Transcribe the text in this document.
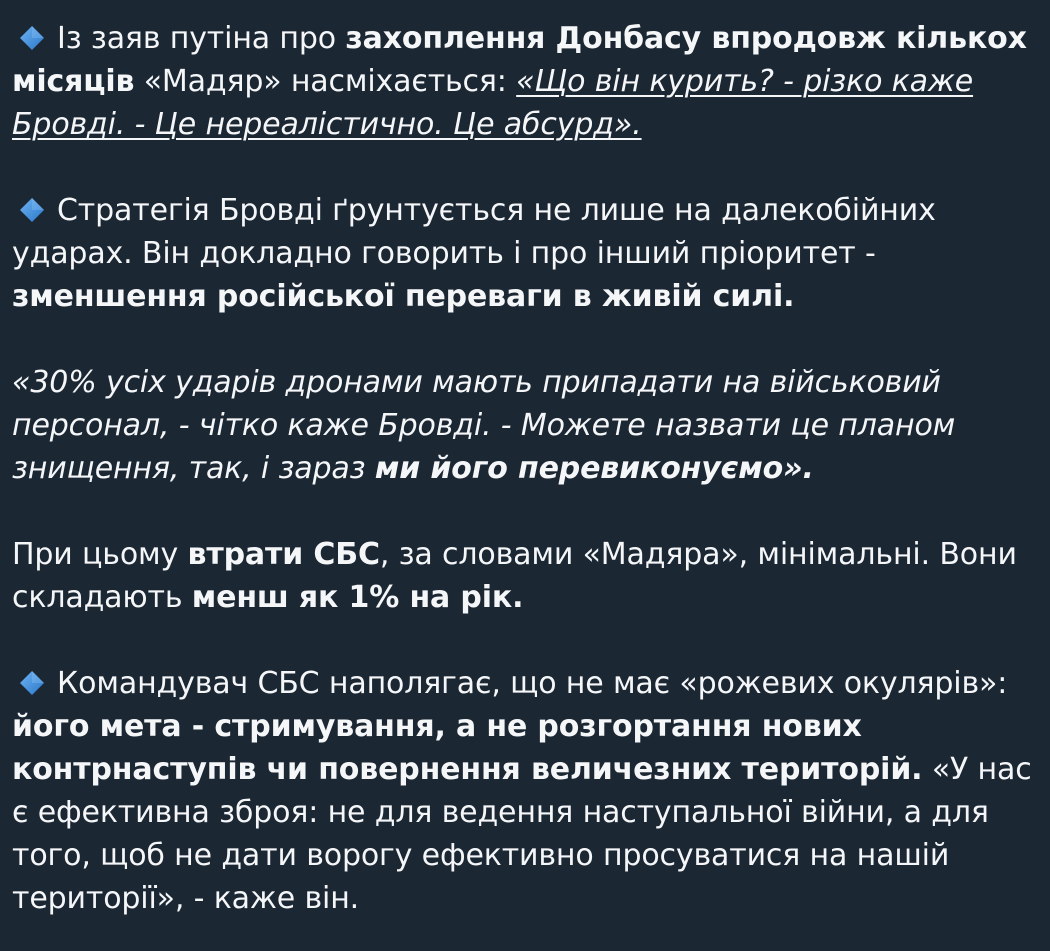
Із заяв путіна про захоплення Донбасу впродовж кількох місяців «Мадяр» насміхається: «Що він курить? - різко каже Бровді. - Це нереалістично. Це абсурд».

Стратегія Бровді ґрунтується не лише на далекобійних ударах. Він докладно говорить і про інший пріоритет - зменшення російської переваги в живій силі.

«30% усіх ударів дронами мають припадати на військовий персонал, - чітко каже Бровді. - Можете назвати це планом знищення, так, і зараз ми його перевиконуємо».

При цьому втрати СБС, за словами «Мадяра», мінімальні. Вони складають менш як 1% на рік.

Командувач СБС наполягає, що не має «рожевих окулярів»: його мета - стримування, а не розгортання нових контрнаступів чи повернення величезних територій. «У нас є ефективна зброя: не для ведення наступальної війни, а для того, щоб не дати ворогу ефективно просуватися на нашій території», - каже він.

★ ★ ★

Instructions to follow —
Copy out all of the data word for word. Do not carry over any picture.

Solved exercise —
Transcribe the text in this document.
Із заяв путіна про захоплення Донбасу впродовж кількох місяців «Мадяр» насміхається: «Що він курить? - різко каже Бровді. - Це нереалістично. Це абсурд».

Стратегія Бровді ґрунтується не лише на далекобійних ударах. Він докладно говорить і про інший пріоритет - зменшення російської переваги в живій силі.

«30% усіх ударів дронами мають припадати на військовий персонал, - чітко каже Бровді. - Можете назвати це планом знищення, так, і зараз ми його перевиконуємо».

При цьому втрати СБС, за словами «Мадяра», мінімальні. Вони складають менш як 1% на рік.

Командувач СБС наполягає, що не має «рожевих окулярів»: його мета - стримування, а не розгортання нових контрнаступів чи повернення величезних територій. «У нас є ефективна зброя: не для ведення наступальної війни, а для того, щоб не дати ворогу ефективно просуватися на нашій території», - каже він.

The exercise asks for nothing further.